▶ [Problem details] Extract every line where the string "放心粮油工程" appears.

Start

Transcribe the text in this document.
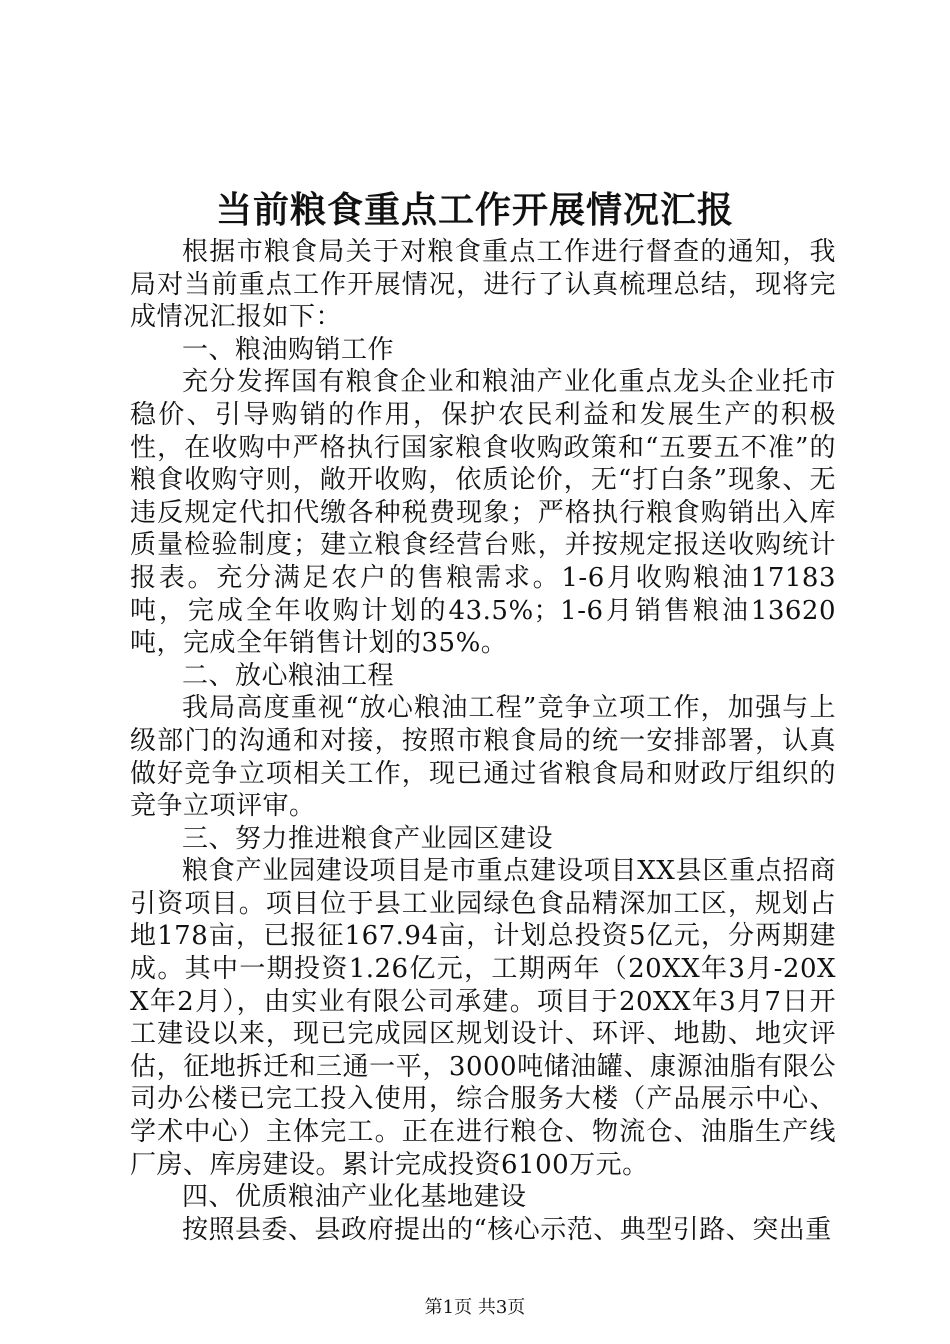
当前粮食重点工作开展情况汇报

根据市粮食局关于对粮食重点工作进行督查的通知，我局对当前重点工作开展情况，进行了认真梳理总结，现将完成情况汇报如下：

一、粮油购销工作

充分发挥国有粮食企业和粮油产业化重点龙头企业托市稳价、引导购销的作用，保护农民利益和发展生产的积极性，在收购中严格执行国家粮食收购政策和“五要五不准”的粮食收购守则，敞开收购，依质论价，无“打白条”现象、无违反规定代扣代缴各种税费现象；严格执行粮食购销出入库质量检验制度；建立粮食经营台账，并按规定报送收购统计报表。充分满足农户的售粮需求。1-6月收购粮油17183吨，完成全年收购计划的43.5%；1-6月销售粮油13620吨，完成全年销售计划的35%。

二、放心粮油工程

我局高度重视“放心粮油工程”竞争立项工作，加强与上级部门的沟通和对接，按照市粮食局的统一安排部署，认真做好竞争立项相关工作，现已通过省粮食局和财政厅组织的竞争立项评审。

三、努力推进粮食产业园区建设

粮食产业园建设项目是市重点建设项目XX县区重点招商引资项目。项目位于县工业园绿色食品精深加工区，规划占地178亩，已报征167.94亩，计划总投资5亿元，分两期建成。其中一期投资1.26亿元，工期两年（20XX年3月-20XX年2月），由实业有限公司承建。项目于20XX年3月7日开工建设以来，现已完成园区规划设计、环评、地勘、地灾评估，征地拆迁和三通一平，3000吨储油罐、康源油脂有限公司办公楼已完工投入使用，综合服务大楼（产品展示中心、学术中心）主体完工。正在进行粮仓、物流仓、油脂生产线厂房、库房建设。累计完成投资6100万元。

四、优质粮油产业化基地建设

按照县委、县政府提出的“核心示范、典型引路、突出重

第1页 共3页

End

▶ [Exercise answer]
二、放心粮油工程
我局高度重视“放心粮油工程”竞争立项工作，加强与上级部门的沟通和对接，按照市粮食局的统一安排部署，认真做好竞争立项相关工作，现已通过省粮食局和财政厅组织的竞争立项评审。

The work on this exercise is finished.